▶ _SET TASK_
Print the listing as it stands, omitting all images.

▶ _EXTRACTED DATA_
"""

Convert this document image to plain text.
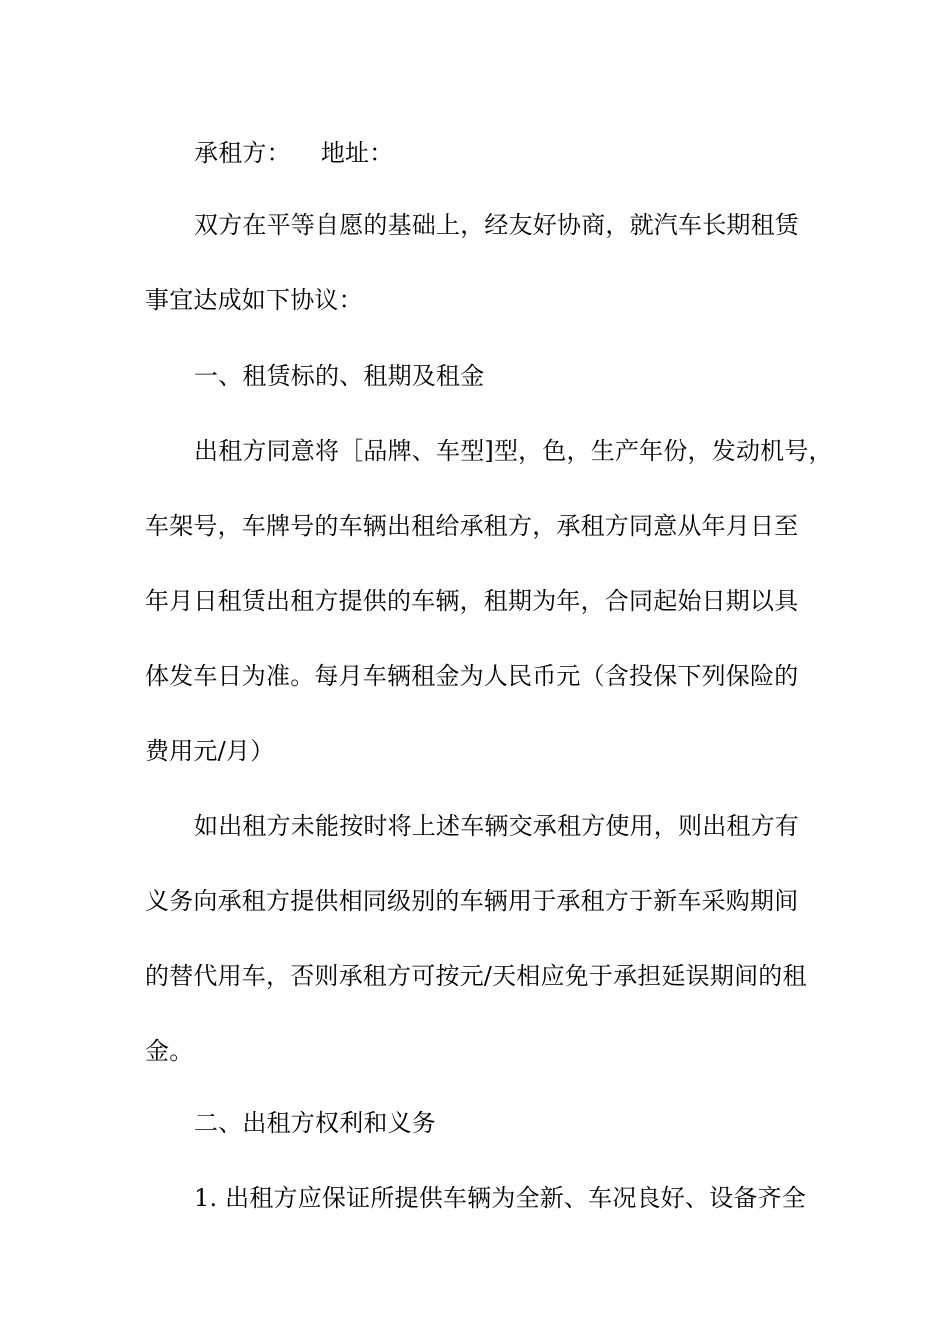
承租方： 地址：
双方在平等自愿的基础上，经友好协商，就汽车长期租赁
事宜达成如下协议：
一、租赁标的、租期及租金
出租方同意将［品牌、车型]型，色，生产年份，发动机号，
车架号，车牌号的车辆出租给承租方，承租方同意从年月日至
年月日租赁出租方提供的车辆，租期为年，合同起始日期以具
体发车日为准。每月车辆租金为人民币元（含投保下列保险的
费用元/月）
如出租方未能按时将上述车辆交承租方使用，则出租方有
义务向承租方提供相同级别的车辆用于承租方于新车采购期间
的替代用车，否则承租方可按元/天相应免于承担延误期间的租
金。
二、出租方权利和义务
1. 出租方应保证所提供车辆为全新、车况良好、设备齐全
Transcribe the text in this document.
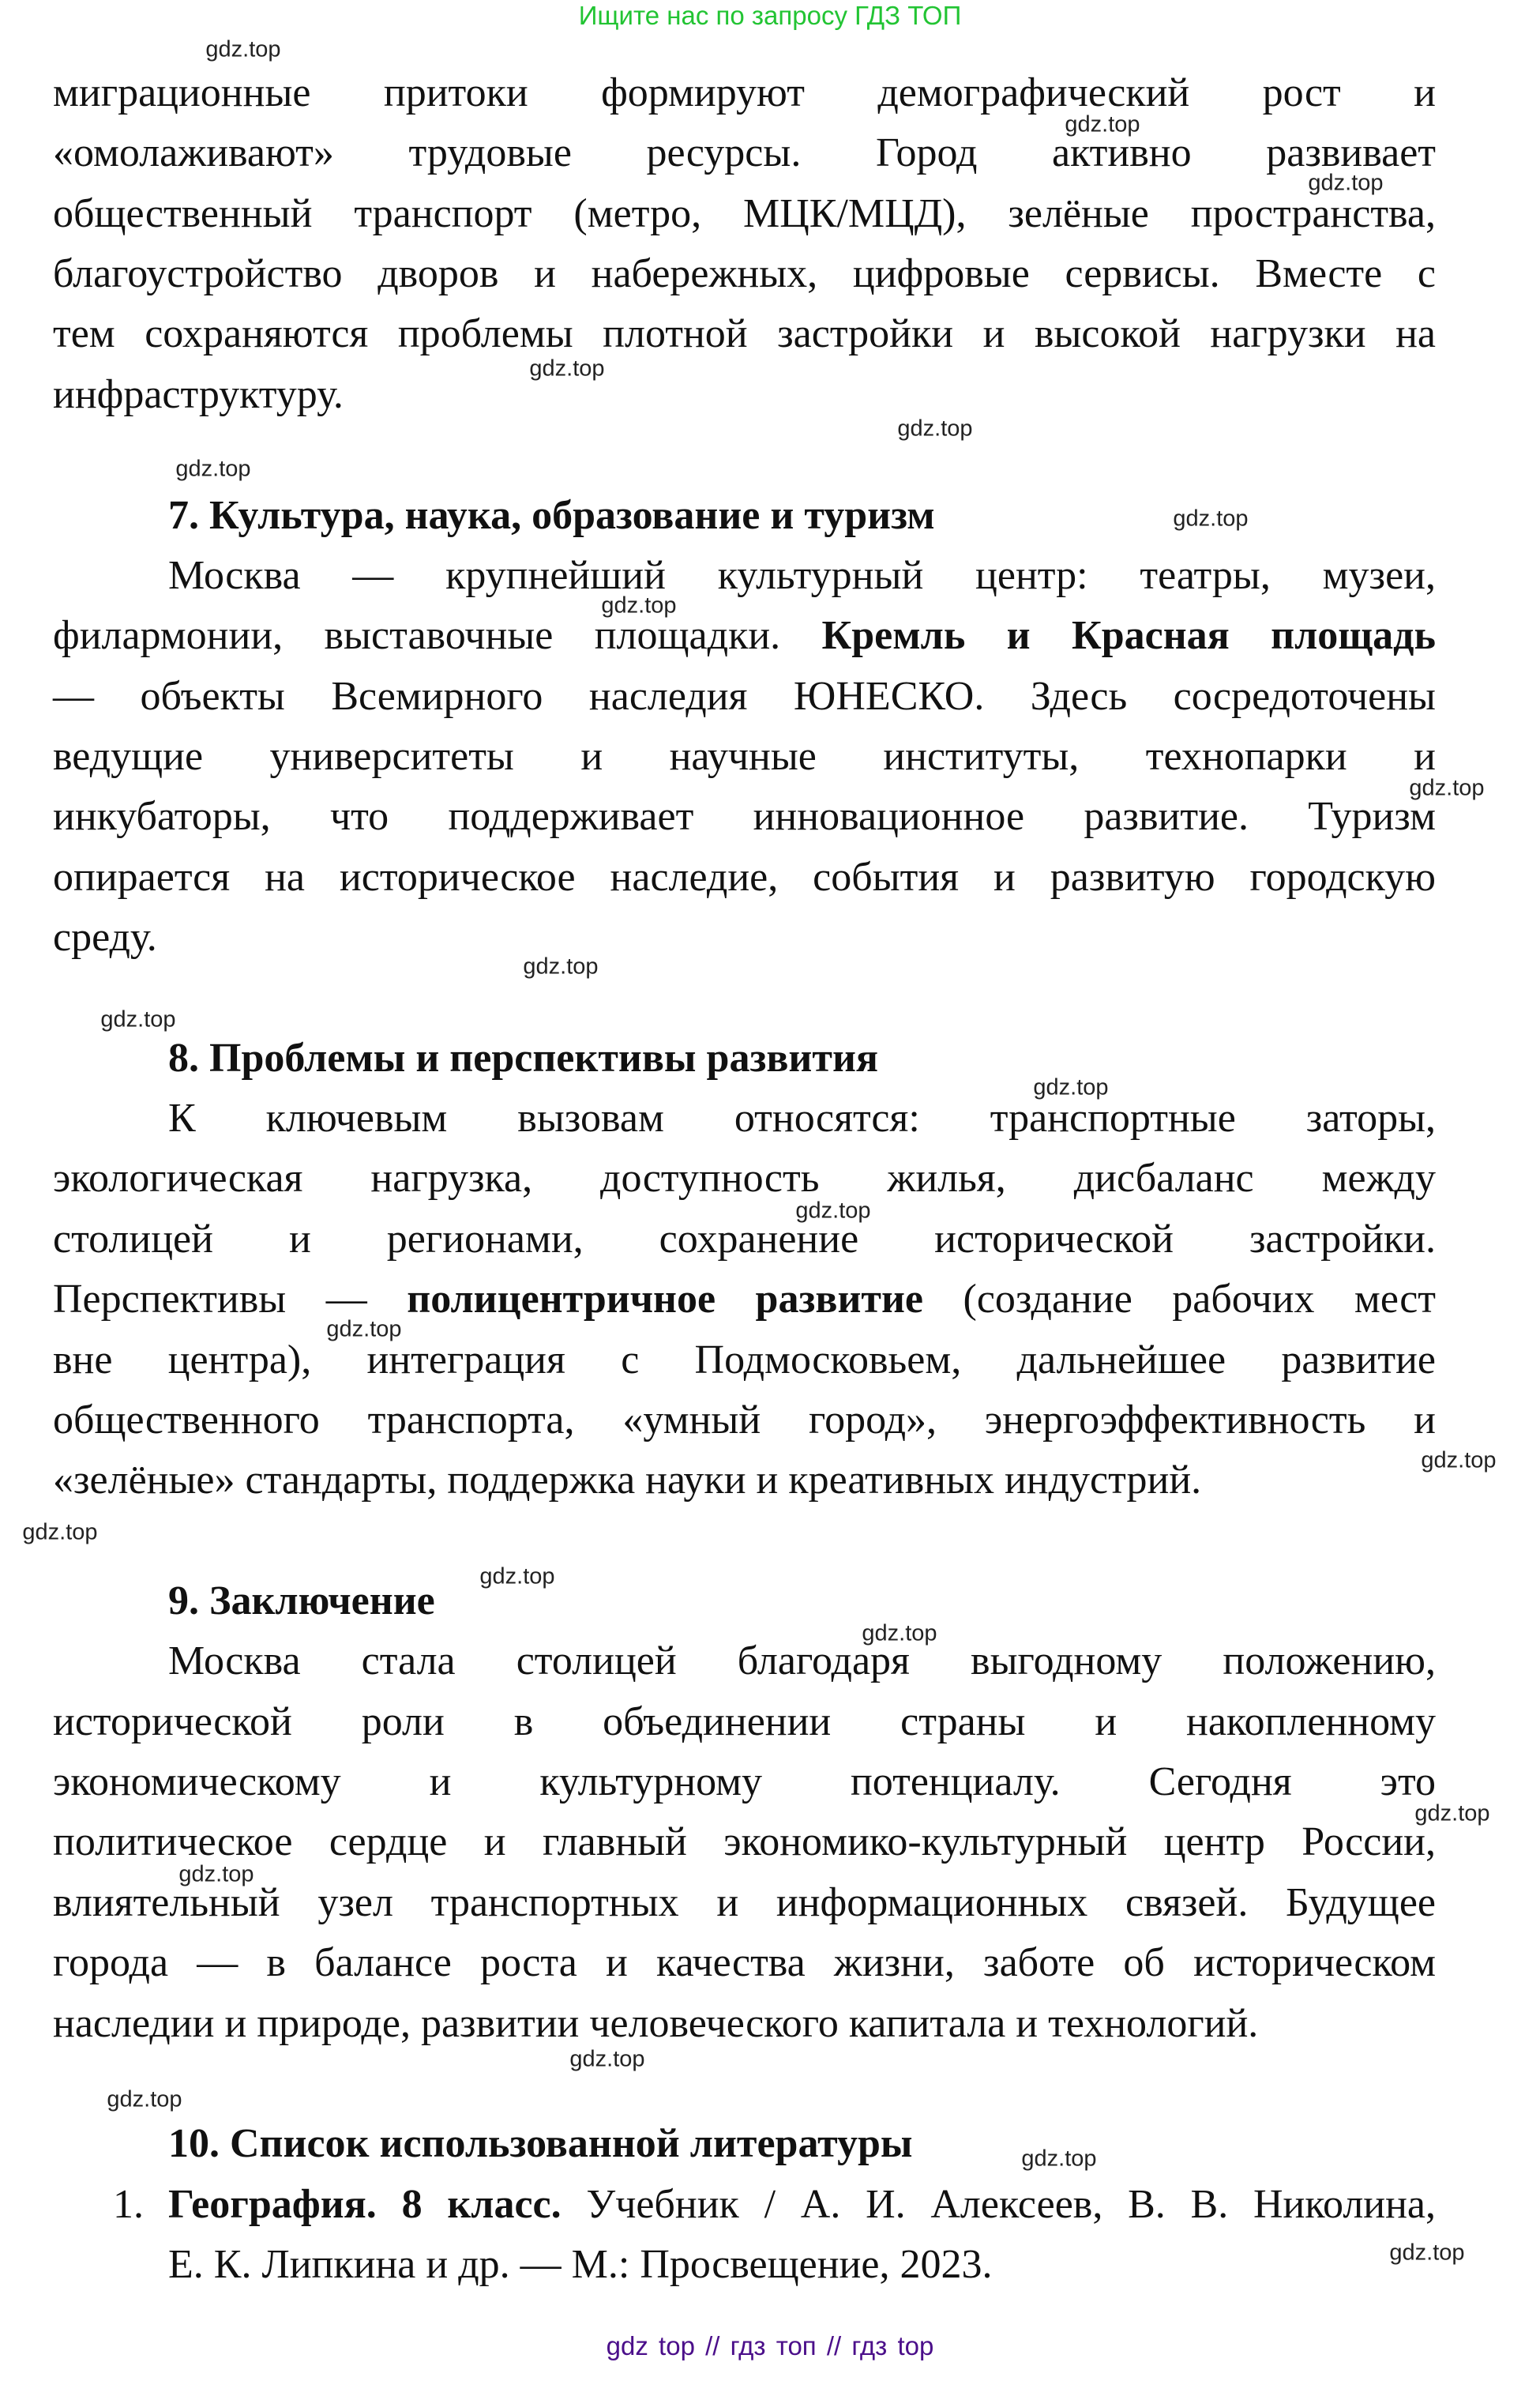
Ищите нас по запросу ГДЗ ТОП
миграционные притоки формируют демографический рост и
«омолаживают» трудовые ресурсы. Город активно развивает
общественный транспорт (метро, МЦК/МЦД), зелёные пространства,
благоустройство дворов и набережных, цифровые сервисы. Вместе с
тем сохраняются проблемы плотной застройки и высокой нагрузки на
инфраструктуру.
7. Культура, наука, образование и туризм
Москва — крупнейший культурный центр: театры, музеи,
филармонии, выставочные площадки. Кремль и Красная площадь
— объекты Всемирного наследия ЮНЕСКО. Здесь сосредоточены
ведущие университеты и научные институты, технопарки и
инкубаторы, что поддерживает инновационное развитие. Туризм
опирается на историческое наследие, события и развитую городскую
среду.
8. Проблемы и перспективы развития
К ключевым вызовам относятся: транспортные заторы,
экологическая нагрузка, доступность жилья, дисбаланс между
столицей и регионами, сохранение исторической застройки.
Перспективы — полицентричное развитие (создание рабочих мест
вне центра), интеграция с Подмосковьем, дальнейшее развитие
общественного транспорта, «умный город», энергоэффективность и
«зелёные» стандарты, поддержка науки и креативных индустрий.
9. Заключение
Москва стала столицей благодаря выгодному положению,
исторической роли в объединении страны и накопленному
экономическому и культурному потенциалу. Сегодня это
политическое сердце и главный экономико-культурный центр России,
влиятельный узел транспортных и информационных связей. Будущее
города — в балансе роста и качества жизни, заботе об историческом
наследии и природе, развитии человеческого капитала и технологий.
10. Список использованной литературы
1. География. 8 класс. Учебник / А. И. Алексеев, В. В. Николина,
Е. К. Липкина и др. — М.: Просвещение, 2023.
gdz top // гдз топ // гдз top
gdz.top
gdz.top
gdz.top
gdz.top
gdz.top
gdz.top
gdz.top
gdz.top
gdz.top
gdz.top
gdz.top
gdz.top
gdz.top
gdz.top
gdz.top
gdz.top
gdz.top
gdz.top
gdz.top
gdz.top
gdz.top
gdz.top
gdz.top
gdz.top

"""

▶ _ANSWER TO THE EXERCISE_
Convert this document image to plain text.
承租方： 地址：
双方在平等自愿的基础上，经友好协商，就汽车长期租赁
事宜达成如下协议：
一、租赁标的、租期及租金
出租方同意将［品牌、车型]型，色，生产年份，发动机号，
车架号，车牌号的车辆出租给承租方，承租方同意从年月日至
年月日租赁出租方提供的车辆，租期为年，合同起始日期以具
体发车日为准。每月车辆租金为人民币元（含投保下列保险的
费用元/月）
如出租方未能按时将上述车辆交承租方使用，则出租方有
义务向承租方提供相同级别的车辆用于承租方于新车采购期间
的替代用车，否则承租方可按元/天相应免于承担延误期间的租
金。
二、出租方权利和义务
1. 出租方应保证所提供车辆为全新、车况良好、设备齐全
Transcribe the text in this document.
Ищите нас по запросу ГДЗ ТОП
миграционные притоки формируют демографический рост и
«омолаживают» трудовые ресурсы. Город активно развивает
общественный транспорт (метро, МЦК/МЦД), зелёные пространства,
благоустройство дворов и набережных, цифровые сервисы. Вместе с
тем сохраняются проблемы плотной застройки и высокой нагрузки на
инфраструктуру.
7. Культура, наука, образование и туризм
Москва — крупнейший культурный центр: театры, музеи,
филармонии, выставочные площадки. Кремль и Красная площадь
— объекты Всемирного наследия ЮНЕСКО. Здесь сосредоточены
ведущие университеты и научные институты, технопарки и
инкубаторы, что поддерживает инновационное развитие. Туризм
опирается на историческое наследие, события и развитую городскую
среду.
8. Проблемы и перспективы развития
К ключевым вызовам относятся: транспортные заторы,
экологическая нагрузка, доступность жилья, дисбаланс между
столицей и регионами, сохранение исторической застройки.
Перспективы — полицентричное развитие (создание рабочих мест
вне центра), интеграция с Подмосковьем, дальнейшее развитие
общественного транспорта, «умный город», энергоэффективность и
«зелёные» стандарты, поддержка науки и креативных индустрий.
9. Заключение
Москва стала столицей благодаря выгодному положению,
исторической роли в объединении страны и накопленному
экономическому и культурному потенциалу. Сегодня это
политическое сердце и главный экономико-культурный центр России,
влиятельный узел транспортных и информационных связей. Будущее
города — в балансе роста и качества жизни, заботе об историческом
наследии и природе, развитии человеческого капитала и технологий.
10. Список использованной литературы
1. География. 8 класс. Учебник / А. И. Алексеев, В. В. Николина,
Е. К. Липкина и др. — М.: Просвещение, 2023.
gdz top // гдз топ // гдз top
gdz.top
gdz.top
gdz.top
gdz.top
gdz.top
gdz.top
gdz.top
gdz.top
gdz.top
gdz.top
gdz.top
gdz.top
gdz.top
gdz.top
gdz.top
gdz.top
gdz.top
gdz.top
gdz.top
gdz.top
gdz.top
gdz.top
gdz.top
gdz.top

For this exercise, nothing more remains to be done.